- Passage provided:
The Presidential Anti-Corruption Commission (PACC) was an anti-corruption government agency of the Philippines which existed during the administration of President Rodrigo Duterte.

History

President Rodrigo Duterte created the Presidential Anti-Corruption Commission (PACC) through Executive Order No. 43 which was signed on October 4, 2017. This was a response to Ombudsman Conchita Carpio-Morales, and her deputies Melchor Arthur Carandang and Rodolfo Elman pursuing a fact-finding investigation on Duterte's alleged illegal bank deposits worth at least  as stated by Senator Antonio Trillanes. Duterte earlier said he would create a commission to have Carpio-Morales and her deputies investigated for possible abuse of power. The PACC enables the President to conduct lifestyle checks and fact-finding on public officials and employees.

On  December 28, 2018, Duterte issued Executive Order No. 73 which mandates the PACC to recommend complaints of violation against the Anti-Red Tape Act to the Anti-Red Tape Authority.

In September 2021, the National Anti-Corruption Coordinating Council (NACC), a child agency under the PACC, was formed amidst the COVID-19 pandemic in the Philippines. The NACC launched the Project Kasangga: Aksyon Kontra Korapsyon, an initiative to improve the detection of anomalous transactions amidst scrutiny on the utilization of the government's funds for the pandemic response by the Duterte administration.

- Extracted records:
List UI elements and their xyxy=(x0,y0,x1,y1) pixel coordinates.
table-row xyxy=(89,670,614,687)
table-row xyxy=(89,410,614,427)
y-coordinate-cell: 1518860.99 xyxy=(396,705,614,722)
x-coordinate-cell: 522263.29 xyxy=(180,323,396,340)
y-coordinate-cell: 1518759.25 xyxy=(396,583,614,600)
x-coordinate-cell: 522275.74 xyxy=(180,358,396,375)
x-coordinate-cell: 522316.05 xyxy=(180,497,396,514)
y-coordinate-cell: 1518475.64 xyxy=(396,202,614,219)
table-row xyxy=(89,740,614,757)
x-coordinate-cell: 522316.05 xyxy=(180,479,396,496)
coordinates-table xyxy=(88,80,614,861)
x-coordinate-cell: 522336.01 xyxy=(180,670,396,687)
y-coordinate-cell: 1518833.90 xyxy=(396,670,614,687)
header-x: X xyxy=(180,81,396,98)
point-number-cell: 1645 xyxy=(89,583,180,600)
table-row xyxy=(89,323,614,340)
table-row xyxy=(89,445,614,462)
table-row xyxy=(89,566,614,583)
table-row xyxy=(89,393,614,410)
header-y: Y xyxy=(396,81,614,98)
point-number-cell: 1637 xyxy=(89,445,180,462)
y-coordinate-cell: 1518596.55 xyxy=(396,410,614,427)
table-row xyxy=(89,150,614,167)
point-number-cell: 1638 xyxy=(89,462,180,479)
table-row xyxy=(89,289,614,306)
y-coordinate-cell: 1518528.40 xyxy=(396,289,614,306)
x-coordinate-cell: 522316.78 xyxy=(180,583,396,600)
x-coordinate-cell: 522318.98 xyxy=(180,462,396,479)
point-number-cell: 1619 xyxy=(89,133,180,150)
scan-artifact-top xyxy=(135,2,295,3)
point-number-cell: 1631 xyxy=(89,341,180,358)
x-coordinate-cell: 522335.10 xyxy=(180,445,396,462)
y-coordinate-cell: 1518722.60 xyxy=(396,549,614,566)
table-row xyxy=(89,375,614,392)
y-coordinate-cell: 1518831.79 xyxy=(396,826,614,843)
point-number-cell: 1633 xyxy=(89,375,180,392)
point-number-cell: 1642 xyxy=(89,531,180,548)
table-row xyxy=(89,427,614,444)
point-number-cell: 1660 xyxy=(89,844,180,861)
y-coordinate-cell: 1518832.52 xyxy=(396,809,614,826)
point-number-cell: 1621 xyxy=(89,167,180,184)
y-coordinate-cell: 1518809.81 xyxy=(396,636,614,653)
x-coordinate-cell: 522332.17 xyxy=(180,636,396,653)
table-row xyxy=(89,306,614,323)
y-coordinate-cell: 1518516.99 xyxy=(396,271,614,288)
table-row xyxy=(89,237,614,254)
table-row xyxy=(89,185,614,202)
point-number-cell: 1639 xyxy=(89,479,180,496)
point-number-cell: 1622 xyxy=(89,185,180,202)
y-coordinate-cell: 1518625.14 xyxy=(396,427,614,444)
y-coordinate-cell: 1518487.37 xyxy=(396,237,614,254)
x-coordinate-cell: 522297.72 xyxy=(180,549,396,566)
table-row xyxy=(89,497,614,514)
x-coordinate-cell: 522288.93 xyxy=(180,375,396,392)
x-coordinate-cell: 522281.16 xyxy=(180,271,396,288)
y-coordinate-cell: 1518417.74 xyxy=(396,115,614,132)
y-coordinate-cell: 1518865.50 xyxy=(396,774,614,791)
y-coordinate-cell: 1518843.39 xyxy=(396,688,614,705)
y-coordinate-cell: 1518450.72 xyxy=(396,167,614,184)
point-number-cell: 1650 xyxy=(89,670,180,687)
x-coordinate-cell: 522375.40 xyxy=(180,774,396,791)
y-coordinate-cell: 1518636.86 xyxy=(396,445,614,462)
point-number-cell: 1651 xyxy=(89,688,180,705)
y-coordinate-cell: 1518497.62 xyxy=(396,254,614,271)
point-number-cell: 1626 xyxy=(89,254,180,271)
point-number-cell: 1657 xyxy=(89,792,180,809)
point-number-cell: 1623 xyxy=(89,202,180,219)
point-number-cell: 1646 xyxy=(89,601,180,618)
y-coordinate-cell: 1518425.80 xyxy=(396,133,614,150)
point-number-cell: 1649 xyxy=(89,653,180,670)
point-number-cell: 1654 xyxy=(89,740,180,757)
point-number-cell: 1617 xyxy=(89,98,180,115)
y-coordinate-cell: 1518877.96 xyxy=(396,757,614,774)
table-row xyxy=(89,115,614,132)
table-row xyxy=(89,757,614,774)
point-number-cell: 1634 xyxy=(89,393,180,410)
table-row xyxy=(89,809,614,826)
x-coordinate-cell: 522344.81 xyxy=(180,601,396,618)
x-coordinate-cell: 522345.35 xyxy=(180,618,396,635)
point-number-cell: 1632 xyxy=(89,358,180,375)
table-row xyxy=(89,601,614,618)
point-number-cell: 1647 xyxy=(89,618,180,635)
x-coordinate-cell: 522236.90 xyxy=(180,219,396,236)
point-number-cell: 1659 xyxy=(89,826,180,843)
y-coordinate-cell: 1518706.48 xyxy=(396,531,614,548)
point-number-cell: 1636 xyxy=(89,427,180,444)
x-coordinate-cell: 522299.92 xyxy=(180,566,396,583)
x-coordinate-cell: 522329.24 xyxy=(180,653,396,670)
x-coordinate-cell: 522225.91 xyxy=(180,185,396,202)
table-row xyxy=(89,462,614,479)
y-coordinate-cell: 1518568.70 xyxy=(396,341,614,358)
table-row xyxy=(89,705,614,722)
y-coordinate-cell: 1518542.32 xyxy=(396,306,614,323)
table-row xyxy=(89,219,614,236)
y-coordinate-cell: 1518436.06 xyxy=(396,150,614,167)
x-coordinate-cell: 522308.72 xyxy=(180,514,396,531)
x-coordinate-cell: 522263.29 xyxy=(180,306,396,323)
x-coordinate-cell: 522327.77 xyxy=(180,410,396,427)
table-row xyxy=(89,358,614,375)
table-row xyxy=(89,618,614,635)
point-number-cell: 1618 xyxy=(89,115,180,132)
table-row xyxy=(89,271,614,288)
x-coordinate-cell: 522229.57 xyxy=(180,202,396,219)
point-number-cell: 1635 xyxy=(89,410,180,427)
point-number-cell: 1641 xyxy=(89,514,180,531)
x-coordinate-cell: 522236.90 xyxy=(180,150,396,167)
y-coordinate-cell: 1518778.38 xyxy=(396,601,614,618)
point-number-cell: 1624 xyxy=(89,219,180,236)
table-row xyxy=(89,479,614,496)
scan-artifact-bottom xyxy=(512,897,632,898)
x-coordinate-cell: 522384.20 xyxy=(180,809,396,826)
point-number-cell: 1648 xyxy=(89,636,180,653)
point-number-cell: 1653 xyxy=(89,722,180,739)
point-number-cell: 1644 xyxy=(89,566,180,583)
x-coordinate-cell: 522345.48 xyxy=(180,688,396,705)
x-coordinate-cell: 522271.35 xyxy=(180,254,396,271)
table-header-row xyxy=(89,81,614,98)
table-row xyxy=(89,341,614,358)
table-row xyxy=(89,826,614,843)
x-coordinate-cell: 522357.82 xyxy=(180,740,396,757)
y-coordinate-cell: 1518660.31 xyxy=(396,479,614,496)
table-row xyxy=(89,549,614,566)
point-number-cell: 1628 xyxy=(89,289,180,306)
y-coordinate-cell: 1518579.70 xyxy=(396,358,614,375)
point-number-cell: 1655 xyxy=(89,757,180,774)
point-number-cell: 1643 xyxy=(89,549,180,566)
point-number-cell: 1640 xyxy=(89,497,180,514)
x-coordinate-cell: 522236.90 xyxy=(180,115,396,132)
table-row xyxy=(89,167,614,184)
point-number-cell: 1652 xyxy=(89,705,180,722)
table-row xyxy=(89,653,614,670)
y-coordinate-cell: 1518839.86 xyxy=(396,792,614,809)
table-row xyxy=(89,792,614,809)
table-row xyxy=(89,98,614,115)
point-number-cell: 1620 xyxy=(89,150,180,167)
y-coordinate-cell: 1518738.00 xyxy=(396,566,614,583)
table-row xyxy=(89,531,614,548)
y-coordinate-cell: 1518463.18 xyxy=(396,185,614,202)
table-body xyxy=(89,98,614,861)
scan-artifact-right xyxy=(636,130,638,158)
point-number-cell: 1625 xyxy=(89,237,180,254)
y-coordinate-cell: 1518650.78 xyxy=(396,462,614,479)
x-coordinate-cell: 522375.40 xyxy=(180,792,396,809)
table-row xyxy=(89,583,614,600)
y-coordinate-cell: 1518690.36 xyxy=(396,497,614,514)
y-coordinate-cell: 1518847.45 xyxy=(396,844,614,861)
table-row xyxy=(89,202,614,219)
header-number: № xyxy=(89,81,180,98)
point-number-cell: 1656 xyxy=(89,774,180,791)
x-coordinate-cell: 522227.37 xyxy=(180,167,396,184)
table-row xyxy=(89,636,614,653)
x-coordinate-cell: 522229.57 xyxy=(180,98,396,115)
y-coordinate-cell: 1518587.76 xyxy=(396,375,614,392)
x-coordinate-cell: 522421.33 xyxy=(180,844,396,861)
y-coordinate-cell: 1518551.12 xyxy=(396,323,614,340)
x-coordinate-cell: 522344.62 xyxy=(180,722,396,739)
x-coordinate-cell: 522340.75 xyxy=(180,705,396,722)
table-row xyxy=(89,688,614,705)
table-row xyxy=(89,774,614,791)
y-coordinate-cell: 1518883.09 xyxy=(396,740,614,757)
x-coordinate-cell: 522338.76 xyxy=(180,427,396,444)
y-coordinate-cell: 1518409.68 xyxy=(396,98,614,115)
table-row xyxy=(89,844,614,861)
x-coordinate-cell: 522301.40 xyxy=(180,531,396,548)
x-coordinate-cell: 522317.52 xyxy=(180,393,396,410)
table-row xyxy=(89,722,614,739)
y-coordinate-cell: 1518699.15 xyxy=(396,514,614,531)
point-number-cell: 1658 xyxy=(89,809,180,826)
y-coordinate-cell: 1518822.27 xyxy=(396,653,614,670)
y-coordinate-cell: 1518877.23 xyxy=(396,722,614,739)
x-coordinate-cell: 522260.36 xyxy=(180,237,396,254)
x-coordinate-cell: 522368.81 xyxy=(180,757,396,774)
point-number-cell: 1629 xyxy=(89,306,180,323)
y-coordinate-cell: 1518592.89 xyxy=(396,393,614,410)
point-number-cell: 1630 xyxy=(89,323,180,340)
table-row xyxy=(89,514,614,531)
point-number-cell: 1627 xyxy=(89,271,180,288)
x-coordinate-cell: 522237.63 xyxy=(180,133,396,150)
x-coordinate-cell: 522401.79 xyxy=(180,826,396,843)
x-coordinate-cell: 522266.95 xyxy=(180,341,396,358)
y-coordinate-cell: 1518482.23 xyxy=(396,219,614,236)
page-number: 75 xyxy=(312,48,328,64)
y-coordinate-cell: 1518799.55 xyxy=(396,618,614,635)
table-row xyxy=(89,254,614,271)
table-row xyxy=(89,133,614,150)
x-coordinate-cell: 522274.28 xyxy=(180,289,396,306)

- Assignment:
Please render this sentence from the passage on the Presidential Anti-Corruption Commission in Spanish: "The PACC enables the President to conduct lifestyle checks and fact-finding on public officials and employees."

- Answer for the task:
La PACC permite al Presidente realizar verificaciones de estilo de vida e indagaciones de hechos sobre funcionarios y empleados públicos.